What you need to do :: Take every line from the listing below that includes "type" and copy it.

Task input ::

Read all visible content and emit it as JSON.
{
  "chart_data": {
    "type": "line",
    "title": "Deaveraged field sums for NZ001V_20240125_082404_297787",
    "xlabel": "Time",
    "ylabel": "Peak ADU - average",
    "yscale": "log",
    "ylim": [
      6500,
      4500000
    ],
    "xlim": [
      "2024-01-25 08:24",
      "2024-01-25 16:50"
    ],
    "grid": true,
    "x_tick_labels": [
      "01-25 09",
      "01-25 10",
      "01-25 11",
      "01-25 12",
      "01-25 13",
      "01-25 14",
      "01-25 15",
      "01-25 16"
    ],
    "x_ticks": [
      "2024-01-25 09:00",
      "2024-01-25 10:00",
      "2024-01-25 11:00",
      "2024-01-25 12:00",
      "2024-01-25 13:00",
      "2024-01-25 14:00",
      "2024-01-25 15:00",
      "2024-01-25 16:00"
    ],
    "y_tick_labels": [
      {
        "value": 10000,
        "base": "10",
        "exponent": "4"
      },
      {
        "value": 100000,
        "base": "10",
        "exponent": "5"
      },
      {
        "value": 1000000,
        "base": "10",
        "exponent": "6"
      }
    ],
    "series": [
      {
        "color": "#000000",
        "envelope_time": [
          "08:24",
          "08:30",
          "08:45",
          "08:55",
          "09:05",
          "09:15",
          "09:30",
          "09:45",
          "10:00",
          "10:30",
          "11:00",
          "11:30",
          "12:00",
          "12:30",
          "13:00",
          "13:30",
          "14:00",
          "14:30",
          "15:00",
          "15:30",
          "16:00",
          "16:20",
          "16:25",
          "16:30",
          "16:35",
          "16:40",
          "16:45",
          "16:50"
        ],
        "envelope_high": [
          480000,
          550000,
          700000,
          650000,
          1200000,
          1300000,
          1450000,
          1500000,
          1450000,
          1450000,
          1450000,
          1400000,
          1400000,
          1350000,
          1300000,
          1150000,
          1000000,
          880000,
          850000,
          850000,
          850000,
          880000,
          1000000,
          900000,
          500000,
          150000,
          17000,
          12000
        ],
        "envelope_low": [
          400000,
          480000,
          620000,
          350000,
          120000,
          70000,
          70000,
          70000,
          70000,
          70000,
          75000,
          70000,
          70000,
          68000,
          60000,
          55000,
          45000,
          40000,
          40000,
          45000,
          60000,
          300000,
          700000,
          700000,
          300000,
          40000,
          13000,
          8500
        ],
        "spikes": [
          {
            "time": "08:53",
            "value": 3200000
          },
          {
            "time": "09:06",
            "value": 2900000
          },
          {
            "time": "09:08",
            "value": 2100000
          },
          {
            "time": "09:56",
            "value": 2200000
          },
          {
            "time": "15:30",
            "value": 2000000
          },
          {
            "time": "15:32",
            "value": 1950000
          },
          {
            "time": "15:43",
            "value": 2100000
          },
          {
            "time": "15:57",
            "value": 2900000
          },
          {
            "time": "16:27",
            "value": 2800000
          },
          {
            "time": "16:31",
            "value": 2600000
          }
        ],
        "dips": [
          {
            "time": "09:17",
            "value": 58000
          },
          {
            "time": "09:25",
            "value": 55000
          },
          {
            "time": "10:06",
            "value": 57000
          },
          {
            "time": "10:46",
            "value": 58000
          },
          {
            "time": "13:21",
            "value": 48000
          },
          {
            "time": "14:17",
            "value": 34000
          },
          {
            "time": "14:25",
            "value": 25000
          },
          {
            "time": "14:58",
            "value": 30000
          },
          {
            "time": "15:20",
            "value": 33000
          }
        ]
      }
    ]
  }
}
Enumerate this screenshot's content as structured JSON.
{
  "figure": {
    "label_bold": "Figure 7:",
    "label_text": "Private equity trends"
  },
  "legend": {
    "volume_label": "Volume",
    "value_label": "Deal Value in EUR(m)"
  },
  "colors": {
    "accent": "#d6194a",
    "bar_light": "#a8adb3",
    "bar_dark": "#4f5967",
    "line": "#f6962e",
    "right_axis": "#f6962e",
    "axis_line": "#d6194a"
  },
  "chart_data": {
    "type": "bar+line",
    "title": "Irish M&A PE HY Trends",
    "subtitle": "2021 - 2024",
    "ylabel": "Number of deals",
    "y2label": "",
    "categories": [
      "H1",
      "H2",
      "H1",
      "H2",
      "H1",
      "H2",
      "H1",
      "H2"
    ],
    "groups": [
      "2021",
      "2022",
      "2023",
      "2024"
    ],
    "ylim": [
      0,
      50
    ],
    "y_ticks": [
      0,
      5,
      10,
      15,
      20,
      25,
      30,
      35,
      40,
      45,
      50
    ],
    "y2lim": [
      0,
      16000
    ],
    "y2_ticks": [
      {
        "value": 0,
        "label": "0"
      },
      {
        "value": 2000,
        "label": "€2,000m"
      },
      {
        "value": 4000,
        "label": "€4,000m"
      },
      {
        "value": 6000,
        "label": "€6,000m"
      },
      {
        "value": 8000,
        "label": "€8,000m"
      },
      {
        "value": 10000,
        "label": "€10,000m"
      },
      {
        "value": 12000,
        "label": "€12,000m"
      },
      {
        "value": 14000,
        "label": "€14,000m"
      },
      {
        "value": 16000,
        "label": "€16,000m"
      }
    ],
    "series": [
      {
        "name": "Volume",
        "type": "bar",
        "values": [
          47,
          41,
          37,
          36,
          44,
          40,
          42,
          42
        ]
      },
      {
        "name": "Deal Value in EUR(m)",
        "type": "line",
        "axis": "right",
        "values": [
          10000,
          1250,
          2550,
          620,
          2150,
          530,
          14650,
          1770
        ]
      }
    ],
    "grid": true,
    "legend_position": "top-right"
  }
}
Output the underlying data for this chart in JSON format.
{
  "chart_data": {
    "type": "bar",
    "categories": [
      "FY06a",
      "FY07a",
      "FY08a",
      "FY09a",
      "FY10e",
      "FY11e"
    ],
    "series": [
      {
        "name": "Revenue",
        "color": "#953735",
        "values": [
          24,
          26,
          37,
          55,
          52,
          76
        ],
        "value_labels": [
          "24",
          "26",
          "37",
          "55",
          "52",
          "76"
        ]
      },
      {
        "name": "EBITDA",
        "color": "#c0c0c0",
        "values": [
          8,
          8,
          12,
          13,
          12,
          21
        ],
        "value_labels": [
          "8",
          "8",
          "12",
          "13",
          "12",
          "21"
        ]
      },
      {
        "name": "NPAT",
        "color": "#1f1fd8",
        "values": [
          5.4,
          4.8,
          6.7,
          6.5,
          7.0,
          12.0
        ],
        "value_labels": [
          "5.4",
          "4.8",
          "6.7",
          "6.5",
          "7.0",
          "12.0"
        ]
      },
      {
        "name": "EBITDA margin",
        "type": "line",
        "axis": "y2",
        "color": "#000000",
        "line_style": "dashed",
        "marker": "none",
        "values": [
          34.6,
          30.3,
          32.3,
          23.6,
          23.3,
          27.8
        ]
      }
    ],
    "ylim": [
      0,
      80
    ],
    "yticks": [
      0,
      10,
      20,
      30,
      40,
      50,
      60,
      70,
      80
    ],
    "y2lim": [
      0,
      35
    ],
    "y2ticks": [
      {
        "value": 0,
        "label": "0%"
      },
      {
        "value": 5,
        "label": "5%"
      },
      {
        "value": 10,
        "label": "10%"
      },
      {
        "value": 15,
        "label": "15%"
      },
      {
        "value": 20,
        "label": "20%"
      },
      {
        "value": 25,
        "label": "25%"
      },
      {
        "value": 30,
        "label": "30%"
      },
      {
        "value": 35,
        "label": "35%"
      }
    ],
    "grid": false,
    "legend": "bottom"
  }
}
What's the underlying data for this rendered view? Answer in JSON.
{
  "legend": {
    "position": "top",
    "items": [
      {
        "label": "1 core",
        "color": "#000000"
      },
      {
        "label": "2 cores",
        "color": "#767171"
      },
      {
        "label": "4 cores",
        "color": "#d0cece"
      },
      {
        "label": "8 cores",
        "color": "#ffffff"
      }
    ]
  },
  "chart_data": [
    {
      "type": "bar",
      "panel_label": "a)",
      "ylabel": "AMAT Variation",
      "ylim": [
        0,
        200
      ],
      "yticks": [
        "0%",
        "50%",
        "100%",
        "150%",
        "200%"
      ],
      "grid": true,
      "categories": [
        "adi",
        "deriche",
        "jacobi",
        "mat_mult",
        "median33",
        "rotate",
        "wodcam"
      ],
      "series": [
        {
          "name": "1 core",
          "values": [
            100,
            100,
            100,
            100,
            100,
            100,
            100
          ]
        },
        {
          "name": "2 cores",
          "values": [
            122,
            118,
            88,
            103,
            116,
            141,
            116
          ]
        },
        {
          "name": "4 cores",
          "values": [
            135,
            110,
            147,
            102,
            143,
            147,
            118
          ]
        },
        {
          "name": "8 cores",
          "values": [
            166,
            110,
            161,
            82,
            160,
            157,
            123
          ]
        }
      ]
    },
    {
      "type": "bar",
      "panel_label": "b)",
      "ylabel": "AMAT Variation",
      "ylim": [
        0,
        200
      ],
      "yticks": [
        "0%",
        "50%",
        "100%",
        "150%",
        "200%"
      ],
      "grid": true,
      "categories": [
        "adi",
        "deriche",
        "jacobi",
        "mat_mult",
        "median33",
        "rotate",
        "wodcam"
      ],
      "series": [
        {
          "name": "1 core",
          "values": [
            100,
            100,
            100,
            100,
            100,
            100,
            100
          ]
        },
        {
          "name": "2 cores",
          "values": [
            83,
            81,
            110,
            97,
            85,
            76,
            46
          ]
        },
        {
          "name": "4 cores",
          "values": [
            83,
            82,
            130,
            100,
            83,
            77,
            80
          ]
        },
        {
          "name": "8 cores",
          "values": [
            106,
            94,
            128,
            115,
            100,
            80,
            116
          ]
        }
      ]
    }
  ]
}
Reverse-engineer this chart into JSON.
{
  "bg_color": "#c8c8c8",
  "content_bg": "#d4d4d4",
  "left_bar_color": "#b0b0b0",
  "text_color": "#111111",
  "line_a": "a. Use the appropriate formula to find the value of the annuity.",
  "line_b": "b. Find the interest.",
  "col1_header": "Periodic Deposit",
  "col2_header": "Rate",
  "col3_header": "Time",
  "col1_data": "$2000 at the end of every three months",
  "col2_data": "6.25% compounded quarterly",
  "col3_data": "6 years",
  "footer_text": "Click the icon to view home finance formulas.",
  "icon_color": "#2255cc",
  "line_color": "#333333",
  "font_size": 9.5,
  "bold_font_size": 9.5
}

Answer below ::
    "type": "line",
    "type": "bar+line",
        "type": "bar",
        "type": "line",
    "type": "bar",
        "type": "line",
      "type": "bar",
      "type": "bar",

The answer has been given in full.